# [Stated task A]
Answer these questions from the article on Indian arbitration law, each on its own line:
(i) Which school and university are the authors from?
(ii) Which two places does the arbitration clause in the case name for the arbitration?
(iii) Under which sections did the Applicant file applications, and for what?
# [Stated task B]
Please give the entries, from their first line through the line containing "block-label: MOUNIO 4 xyxy=(239,280,257,284)", as a Markdown table with the columns Row and Line. Include both of those lines, leave out blank lines and give nothing else.

# [Text provided]
Start

This article written by Aratrika Deb and Debottam Chattopadhyay of 4th Year, School of Law, KIIT University, Bhubaneswar.


The Indian Law has evolved manifold and India has become a pro-arbitration nation with a Judiciary which has given due importance to the process of arbitration. Several cases have received a lot of attention from the world at large. Yet, some areas of arbitration law still remain vague and unexplained due to the lack of judicial decisions interpreting some of the grey areas of the law. One of the most enigmatic or puzzling question is if two Indian Parties can select a Foreign Seat to arbitrate and thus exclude Part I of the Arbitration and Conciliation Act, 1996. This article proposes to analyse and present the current judicial pronouncements on this matter especially in the light of recent case laws.

Relevant Case Laws Analysed and Discussed

M/s Addhar Mercantile Private Limited v Shree Jagdamba Agrico Exports Pvt Ltd[1](Addhar) has considered the important issue – Whether two Indian parties choosing a foreign seat of arbitration and a foreign law governing the arbitration agreement may be understood to be contracting out of Indian law and be therefore considered to be opposed to public policy.

In this case the Applicant and the Respondent had entered into an agreement whereby all disputes were to be referred to arbitration and the arbitration clause included the following language to mean that the arbitration is to take place in India or Singapore and English law is to be applied, though in very ambiguous words.

Eventually a dispute ensued and the Applicant filed an application under Section 11 for appointment of arbitrator and under Section 9 for certain interim relief. The Respondent opposed the application under Section 11(6) of the Arbitration Act on the ground that the parties are governed by English Law and the venue of arbitration should be Singapore.

End

# [Input for this task]

Start

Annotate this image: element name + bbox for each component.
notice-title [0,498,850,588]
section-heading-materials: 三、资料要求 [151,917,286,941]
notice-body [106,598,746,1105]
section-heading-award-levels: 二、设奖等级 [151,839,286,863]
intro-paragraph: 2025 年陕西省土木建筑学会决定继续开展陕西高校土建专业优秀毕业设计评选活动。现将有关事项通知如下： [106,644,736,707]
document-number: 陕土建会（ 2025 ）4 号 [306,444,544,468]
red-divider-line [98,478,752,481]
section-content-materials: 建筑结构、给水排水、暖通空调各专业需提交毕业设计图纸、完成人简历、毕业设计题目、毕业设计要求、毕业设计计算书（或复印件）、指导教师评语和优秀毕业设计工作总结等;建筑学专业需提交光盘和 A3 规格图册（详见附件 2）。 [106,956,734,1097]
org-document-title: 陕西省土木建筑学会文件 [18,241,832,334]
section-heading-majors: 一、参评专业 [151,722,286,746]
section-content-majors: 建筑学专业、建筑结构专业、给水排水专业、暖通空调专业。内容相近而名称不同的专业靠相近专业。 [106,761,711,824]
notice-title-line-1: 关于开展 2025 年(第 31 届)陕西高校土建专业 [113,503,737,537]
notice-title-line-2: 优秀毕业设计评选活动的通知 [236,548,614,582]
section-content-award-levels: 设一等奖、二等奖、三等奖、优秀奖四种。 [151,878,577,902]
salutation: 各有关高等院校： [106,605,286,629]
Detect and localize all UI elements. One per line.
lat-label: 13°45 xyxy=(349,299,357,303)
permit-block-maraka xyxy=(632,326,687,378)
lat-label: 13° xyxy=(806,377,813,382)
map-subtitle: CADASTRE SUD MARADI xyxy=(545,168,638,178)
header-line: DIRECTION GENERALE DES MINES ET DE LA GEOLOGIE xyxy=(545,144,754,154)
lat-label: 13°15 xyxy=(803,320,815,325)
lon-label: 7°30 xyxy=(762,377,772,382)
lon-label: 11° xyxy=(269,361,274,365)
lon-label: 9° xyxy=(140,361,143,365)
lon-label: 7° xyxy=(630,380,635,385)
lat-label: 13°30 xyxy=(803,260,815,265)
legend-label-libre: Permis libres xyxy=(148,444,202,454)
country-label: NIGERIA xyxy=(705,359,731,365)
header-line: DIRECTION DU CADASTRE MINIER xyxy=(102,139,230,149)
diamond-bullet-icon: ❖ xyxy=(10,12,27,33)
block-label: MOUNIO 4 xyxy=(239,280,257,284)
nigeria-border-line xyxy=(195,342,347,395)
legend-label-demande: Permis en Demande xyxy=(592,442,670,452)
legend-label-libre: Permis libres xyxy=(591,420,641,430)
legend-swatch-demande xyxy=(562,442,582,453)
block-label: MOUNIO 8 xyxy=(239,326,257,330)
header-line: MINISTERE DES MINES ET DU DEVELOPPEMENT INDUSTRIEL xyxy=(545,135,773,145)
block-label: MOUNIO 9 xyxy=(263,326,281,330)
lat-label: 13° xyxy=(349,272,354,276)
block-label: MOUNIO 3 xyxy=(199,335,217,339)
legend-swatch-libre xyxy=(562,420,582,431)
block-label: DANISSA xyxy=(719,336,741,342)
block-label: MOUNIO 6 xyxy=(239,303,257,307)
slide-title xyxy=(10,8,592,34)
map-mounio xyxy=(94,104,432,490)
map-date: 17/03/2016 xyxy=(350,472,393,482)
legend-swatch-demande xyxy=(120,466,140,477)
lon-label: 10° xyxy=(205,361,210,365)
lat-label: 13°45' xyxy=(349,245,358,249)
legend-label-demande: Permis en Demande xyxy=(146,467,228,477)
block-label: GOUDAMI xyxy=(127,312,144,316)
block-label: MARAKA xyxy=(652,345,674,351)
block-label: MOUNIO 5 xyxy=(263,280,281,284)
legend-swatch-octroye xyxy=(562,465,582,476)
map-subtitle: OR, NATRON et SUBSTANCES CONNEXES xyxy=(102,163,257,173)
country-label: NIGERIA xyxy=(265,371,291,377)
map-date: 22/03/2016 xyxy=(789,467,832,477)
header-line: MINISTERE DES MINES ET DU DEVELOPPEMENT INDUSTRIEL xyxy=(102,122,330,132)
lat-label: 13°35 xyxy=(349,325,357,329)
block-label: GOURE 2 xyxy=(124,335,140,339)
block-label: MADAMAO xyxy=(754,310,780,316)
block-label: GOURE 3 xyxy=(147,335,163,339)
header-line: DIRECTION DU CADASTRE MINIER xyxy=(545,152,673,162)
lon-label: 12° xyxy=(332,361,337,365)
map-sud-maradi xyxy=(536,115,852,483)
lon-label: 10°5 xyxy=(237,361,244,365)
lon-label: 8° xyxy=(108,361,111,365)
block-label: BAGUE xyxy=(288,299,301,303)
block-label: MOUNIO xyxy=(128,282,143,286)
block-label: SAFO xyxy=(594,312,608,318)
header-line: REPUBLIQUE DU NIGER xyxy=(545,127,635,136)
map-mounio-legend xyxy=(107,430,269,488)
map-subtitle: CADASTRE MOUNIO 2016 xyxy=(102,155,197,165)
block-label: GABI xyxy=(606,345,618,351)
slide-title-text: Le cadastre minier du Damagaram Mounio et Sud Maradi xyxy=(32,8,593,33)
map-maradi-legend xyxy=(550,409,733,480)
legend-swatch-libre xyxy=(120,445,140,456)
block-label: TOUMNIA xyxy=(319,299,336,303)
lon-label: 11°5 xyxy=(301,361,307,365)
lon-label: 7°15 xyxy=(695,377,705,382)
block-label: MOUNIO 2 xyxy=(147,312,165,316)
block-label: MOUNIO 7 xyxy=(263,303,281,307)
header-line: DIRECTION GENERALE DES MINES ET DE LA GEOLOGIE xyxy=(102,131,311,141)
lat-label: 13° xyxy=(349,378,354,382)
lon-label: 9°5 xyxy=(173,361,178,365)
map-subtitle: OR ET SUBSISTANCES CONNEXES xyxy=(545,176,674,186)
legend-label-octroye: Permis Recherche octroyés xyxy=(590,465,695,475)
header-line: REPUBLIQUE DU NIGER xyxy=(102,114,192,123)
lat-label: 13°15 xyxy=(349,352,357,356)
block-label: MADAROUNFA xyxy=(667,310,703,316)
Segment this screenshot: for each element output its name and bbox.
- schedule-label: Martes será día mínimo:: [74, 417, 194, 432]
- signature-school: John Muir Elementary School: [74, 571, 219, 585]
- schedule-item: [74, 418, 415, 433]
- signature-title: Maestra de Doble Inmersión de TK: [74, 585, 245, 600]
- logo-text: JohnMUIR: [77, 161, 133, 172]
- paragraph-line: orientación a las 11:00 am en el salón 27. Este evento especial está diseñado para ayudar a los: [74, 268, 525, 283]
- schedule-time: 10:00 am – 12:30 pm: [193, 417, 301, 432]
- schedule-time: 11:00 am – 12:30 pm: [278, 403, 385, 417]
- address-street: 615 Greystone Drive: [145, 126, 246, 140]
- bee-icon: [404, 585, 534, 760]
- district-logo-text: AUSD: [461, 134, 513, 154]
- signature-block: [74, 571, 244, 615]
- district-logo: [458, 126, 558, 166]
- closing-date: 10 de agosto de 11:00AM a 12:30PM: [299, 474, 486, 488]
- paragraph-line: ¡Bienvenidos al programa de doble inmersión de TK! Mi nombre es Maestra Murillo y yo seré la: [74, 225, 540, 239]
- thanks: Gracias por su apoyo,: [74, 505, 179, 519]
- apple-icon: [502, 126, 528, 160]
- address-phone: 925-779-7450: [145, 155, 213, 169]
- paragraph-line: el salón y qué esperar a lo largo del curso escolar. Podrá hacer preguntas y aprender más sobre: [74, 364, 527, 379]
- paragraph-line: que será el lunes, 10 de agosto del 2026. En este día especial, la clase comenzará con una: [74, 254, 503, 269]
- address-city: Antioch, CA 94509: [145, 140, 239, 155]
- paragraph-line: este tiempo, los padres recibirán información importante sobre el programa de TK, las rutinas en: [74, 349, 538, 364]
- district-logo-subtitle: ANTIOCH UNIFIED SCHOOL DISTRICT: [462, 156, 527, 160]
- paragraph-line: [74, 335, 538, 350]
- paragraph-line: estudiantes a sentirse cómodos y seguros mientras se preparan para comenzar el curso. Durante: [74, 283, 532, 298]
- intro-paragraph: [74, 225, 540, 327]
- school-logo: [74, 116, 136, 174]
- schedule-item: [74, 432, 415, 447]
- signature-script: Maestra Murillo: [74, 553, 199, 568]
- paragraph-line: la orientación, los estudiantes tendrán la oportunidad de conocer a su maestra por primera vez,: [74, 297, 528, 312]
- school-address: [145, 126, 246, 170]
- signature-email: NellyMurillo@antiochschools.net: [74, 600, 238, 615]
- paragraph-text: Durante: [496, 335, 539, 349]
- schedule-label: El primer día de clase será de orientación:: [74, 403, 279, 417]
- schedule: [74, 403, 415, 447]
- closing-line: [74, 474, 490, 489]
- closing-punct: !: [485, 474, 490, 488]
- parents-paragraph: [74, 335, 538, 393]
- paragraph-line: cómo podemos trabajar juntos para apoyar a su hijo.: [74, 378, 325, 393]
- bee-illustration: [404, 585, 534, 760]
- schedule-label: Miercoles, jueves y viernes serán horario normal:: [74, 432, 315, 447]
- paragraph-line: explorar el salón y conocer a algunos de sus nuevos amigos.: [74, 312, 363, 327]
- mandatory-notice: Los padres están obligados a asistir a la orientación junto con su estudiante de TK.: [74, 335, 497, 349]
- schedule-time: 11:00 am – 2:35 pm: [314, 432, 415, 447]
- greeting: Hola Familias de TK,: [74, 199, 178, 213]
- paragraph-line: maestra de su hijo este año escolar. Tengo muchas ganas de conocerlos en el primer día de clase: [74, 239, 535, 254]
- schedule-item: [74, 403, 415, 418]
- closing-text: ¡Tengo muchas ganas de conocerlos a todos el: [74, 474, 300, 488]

End

# [Complete response A]
(i) The School of Law, KIIT University, Bhubaneswar.
(ii) India or Singapore.
(iii) Section 11, for appointment of an arbitrator, and Section 9, for certain interim relief.

# [Complete response B]
| Row | Line |
|---|---|
| 1 | Annotate this image: element name + bbox for each component. |
| 2 | notice-title [0,498,850,588] |
| 3 | section-heading-materials: 三、资料要求 [151,917,286,941] |
| 4 | notice-body [106,598,746,1105] |
| 5 | section-heading-award-levels: 二、设奖等级 [151,839,286,863] |
| 6 | intro-paragraph: 2025 年陕西省土木建筑学会决定继续开展陕西高校土建专业优秀毕业设计评选活动。现将有关事项通知如下： [106,644,736,707] |
| 7 | document-number: 陕土建会（ 2025 ）4 号 [306,444,544,468] |
| 8 | red-divider-line [98,478,752,481] |
| 9 | section-content-materials: 建筑结构、给水排水、暖通空调各专业需提交毕业设计图纸、完成人简历、毕业设计题目、毕业设计要求、毕业设计计算书（或复印件）、指导教师评语和优秀毕业设计工作总结等;建筑学专业需提交光盘和 A3 规格图册（详见附件 2）。 [106,956,734,1097] |
| 10 | org-document-title: 陕西省土木建筑学会文件 [18,241,832,334] |
| 11 | section-heading-majors: 一、参评专业 [151,722,286,746] |
| 12 | section-content-majors: 建筑学专业、建筑结构专业、给水排水专业、暖通空调专业。内容相近而名称不同的专业靠相近专业。 [106,761,711,824] |
| 13 | notice-title-line-1: 关于开展 2025 年(第 31 届)陕西高校土建专业 [113,503,737,537] |
| 14 | notice-title-line-2: 优秀毕业设计评选活动的通知 [236,548,614,582] |
| 15 | section-content-award-levels: 设一等奖、二等奖、三等奖、优秀奖四种。 [151,878,577,902] |
| 16 | salutation: 各有关高等院校： [106,605,286,629] |
| 17 | Detect and localize all UI elements. One per line. |
| 18 | lat-label: 13°45 xyxy=(349,299,357,303) |
| 19 | permit-block-maraka xyxy=(632,326,687,378) |
| 20 | lat-label: 13° xyxy=(806,377,813,382) |
| 21 | map-subtitle: CADASTRE SUD MARADI xyxy=(545,168,638,178) |
| 22 | header-line: DIRECTION GENERALE DES MINES ET DE LA GEOLOGIE xyxy=(545,144,754,154) |
| 23 | lat-label: 13°15 xyxy=(803,320,815,325) |
| 24 | lon-label: 7°30 xyxy=(762,377,772,382) |
| 25 | lon-label: 11° xyxy=(269,361,274,365) |
| 26 | lon-label: 9° xyxy=(140,361,143,365) |
| 27 | lon-label: 7° xyxy=(630,380,635,385) |
| 28 | lat-label: 13°30 xyxy=(803,260,815,265) |
| 29 | legend-label-libre: Permis libres xyxy=(148,444,202,454) |
| 30 | country-label: NIGERIA xyxy=(705,359,731,365) |
| 31 | header-line: DIRECTION DU CADASTRE MINIER xyxy=(102,139,230,149) |
| 32 | diamond-bullet-icon: ❖ xyxy=(10,12,27,33) |
| 33 | block-label: MOUNIO 4 xyxy=(239,280,257,284) |